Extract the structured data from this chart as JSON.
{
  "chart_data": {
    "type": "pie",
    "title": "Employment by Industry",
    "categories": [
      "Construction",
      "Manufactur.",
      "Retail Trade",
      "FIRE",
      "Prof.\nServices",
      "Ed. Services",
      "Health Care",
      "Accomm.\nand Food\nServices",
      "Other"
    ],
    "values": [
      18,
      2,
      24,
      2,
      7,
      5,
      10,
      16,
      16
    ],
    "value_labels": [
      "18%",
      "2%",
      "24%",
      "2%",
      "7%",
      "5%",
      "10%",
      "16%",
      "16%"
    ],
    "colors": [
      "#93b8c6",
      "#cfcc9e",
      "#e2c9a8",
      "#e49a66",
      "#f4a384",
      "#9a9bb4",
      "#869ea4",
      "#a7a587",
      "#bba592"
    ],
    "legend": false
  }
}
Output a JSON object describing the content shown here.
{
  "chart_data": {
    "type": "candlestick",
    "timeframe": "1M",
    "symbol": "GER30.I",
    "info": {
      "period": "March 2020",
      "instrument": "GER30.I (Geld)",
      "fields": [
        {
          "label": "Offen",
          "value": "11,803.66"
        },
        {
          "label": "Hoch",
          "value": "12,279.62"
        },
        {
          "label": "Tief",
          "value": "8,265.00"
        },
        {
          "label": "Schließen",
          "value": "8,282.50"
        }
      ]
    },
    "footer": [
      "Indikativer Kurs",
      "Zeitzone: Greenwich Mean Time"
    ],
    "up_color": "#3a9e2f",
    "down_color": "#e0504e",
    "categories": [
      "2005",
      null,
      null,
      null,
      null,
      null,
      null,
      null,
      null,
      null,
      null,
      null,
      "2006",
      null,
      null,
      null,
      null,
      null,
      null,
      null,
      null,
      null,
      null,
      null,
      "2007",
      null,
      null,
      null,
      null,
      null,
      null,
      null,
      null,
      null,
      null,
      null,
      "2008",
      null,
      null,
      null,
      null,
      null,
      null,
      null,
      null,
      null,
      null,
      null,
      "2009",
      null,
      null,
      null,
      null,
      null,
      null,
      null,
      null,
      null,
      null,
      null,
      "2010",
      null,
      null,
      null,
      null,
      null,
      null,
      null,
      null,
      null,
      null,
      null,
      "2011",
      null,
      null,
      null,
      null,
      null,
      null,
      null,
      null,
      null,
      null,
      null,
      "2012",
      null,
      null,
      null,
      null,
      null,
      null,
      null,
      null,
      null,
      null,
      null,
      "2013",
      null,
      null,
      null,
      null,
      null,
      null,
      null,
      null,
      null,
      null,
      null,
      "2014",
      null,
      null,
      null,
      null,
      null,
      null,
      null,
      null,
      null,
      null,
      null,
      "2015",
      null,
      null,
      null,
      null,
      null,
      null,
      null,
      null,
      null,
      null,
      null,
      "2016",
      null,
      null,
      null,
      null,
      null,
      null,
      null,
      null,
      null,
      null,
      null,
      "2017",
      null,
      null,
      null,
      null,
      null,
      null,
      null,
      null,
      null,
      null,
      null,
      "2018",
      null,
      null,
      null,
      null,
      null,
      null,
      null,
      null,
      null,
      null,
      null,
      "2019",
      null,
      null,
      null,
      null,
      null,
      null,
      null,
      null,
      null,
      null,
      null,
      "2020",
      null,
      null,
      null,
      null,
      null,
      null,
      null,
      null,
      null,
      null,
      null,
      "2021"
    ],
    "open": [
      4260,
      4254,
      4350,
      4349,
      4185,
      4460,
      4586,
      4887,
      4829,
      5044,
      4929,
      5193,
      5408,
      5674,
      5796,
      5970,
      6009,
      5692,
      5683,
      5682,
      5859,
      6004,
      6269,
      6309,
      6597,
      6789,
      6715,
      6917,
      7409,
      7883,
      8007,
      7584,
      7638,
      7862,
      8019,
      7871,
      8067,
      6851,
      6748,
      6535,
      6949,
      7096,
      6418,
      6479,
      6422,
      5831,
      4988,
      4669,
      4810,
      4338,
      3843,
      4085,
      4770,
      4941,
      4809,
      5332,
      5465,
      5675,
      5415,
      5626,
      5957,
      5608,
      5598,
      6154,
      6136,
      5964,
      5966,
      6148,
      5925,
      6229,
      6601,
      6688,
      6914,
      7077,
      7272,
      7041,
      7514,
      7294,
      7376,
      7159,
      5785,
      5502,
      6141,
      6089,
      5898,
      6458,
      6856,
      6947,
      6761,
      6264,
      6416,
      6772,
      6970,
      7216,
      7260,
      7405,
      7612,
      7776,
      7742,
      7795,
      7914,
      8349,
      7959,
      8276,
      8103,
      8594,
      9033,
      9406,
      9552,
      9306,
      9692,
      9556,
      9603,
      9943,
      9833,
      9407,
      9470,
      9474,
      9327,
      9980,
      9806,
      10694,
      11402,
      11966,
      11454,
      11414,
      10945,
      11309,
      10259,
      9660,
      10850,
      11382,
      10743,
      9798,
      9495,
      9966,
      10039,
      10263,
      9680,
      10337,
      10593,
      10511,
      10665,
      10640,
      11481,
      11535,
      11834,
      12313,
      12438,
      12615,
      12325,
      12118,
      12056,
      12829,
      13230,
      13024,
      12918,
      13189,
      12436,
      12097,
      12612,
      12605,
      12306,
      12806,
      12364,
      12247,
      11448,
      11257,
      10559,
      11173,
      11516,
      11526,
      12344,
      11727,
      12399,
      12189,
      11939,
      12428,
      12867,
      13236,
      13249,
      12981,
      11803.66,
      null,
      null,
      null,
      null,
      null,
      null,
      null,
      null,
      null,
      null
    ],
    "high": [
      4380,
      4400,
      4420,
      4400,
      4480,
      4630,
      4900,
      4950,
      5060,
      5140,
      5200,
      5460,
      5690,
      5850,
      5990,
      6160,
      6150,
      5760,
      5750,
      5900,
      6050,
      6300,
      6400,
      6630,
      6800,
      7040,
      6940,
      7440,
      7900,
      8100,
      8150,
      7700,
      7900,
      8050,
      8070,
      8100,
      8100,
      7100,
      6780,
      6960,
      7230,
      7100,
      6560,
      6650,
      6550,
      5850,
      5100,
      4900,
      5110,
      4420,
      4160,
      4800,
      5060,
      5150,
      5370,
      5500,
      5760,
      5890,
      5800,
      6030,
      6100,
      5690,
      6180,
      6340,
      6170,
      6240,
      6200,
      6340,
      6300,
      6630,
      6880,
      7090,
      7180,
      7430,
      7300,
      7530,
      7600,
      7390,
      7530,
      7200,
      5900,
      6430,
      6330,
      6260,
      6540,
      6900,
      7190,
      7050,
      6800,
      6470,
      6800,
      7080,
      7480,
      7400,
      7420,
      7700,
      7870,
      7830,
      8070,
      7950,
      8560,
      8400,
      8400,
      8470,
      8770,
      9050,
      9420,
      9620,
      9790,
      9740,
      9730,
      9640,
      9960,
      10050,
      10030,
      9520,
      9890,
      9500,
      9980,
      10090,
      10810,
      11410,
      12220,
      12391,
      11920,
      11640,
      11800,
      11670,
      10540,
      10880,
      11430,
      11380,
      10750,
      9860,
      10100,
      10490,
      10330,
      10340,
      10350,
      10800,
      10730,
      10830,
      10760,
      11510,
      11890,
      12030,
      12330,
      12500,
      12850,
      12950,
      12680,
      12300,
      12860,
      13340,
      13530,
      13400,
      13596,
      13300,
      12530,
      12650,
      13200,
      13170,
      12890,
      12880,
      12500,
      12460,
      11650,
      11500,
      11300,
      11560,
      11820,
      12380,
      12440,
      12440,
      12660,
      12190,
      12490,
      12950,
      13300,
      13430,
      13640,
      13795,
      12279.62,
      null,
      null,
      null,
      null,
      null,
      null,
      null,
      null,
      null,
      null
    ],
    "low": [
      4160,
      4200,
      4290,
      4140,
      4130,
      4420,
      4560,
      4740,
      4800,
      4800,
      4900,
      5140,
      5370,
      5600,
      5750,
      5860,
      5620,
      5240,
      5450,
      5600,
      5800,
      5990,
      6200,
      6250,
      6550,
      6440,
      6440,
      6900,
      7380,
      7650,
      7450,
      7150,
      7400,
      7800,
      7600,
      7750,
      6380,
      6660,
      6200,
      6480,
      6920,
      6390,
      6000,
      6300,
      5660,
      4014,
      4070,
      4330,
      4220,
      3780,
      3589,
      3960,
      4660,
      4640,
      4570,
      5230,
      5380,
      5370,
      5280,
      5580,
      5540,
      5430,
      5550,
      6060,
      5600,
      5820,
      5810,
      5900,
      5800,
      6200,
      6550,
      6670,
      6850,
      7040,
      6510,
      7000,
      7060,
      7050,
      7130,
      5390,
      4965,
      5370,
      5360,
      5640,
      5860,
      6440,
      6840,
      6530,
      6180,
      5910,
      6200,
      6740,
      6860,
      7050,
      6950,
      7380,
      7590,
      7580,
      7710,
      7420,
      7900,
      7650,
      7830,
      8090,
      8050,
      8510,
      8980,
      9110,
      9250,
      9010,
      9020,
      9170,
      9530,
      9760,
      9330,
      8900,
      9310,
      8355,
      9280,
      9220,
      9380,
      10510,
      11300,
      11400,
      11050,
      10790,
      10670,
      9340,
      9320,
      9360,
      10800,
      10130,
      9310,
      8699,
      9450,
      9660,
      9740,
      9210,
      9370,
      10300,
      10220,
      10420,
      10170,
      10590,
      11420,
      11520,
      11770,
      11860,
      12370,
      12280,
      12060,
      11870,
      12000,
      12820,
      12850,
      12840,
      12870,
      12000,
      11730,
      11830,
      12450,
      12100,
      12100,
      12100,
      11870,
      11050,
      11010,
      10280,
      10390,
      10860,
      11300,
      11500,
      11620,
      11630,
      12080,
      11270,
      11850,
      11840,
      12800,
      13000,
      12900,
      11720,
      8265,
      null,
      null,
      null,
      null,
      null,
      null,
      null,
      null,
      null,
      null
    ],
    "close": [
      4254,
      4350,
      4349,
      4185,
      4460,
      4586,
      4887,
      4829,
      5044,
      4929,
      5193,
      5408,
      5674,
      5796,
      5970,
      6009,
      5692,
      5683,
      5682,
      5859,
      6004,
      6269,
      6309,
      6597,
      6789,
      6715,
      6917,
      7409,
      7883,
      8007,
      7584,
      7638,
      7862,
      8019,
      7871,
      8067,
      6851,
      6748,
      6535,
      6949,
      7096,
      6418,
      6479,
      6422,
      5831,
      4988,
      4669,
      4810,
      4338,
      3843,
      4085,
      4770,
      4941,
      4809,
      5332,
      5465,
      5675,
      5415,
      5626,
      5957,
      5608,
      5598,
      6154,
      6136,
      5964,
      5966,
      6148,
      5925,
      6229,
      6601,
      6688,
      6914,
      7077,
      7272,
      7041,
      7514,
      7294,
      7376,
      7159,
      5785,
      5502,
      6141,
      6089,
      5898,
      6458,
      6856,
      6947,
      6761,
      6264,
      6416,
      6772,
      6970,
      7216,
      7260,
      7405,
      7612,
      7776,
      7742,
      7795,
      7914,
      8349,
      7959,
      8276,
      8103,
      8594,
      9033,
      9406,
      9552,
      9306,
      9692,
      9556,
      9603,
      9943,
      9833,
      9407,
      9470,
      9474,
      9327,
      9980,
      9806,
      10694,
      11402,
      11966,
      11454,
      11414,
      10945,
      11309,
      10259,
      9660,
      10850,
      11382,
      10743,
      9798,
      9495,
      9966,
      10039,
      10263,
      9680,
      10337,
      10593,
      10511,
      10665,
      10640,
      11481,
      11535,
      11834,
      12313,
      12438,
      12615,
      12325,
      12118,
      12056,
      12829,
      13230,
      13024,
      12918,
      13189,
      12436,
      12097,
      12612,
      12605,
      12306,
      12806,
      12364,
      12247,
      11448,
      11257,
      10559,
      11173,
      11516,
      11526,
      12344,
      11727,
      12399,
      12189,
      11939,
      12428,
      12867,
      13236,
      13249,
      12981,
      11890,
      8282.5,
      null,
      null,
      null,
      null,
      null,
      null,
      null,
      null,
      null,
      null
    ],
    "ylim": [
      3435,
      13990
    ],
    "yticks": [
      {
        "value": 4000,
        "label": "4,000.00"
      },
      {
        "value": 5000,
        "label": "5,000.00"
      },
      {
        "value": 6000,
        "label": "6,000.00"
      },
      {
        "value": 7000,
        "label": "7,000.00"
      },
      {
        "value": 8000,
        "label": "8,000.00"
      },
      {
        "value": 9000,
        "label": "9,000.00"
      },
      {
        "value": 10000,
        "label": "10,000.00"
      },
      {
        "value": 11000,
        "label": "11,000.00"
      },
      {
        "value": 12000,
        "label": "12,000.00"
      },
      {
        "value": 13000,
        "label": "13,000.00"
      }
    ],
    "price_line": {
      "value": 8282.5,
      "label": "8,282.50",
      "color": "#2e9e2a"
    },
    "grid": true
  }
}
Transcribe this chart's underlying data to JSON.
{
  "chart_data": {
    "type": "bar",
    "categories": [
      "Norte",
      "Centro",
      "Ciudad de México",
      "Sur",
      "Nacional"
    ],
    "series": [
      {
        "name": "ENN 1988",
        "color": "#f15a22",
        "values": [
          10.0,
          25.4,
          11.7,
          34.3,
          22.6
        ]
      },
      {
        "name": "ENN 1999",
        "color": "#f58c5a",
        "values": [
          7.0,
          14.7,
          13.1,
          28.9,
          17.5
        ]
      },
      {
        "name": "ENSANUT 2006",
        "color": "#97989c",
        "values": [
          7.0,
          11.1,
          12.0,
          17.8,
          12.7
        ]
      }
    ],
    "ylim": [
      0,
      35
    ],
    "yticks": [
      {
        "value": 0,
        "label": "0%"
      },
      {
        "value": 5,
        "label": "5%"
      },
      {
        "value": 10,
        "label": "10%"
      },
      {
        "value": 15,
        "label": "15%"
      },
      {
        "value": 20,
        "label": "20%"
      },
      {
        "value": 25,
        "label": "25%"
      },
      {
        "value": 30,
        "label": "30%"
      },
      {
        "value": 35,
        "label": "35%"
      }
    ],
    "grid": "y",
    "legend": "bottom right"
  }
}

********

| Your task |
Print the line containing "Transcribe this chart's" and every line after it to the end of the records above, exactly as written, and nothing else.

| Answer to the exercise |
Transcribe this chart's underlying data to JSON.
{
  "chart_data": {
    "type": "bar",
    "categories": [
      "Norte",
      "Centro",
      "Ciudad de México",
      "Sur",
      "Nacional"
    ],
    "series": [
      {
        "name": "ENN 1988",
        "color": "#f15a22",
        "values": [
          10.0,
          25.4,
          11.7,
          34.3,
          22.6
        ]
      },
      {
        "name": "ENN 1999",
        "color": "#f58c5a",
        "values": [
          7.0,
          14.7,
          13.1,
          28.9,
          17.5
        ]
      },
      {
        "name": "ENSANUT 2006",
        "color": "#97989c",
        "values": [
          7.0,
          11.1,
          12.0,
          17.8,
          12.7
        ]
      }
    ],
    "ylim": [
      0,
      35
    ],
    "yticks": [
      {
        "value": 0,
        "label": "0%"
      },
      {
        "value": 5,
        "label": "5%"
      },
      {
        "value": 10,
        "label": "10%"
      },
      {
        "value": 15,
        "label": "15%"
      },
      {
        "value": 20,
        "label": "20%"
      },
      {
        "value": 25,
        "label": "25%"
      },
      {
        "value": 30,
        "label": "30%"
      },
      {
        "value": 35,
        "label": "35%"
      }
    ],
    "grid": "y",
    "legend": "bottom right"
  }
}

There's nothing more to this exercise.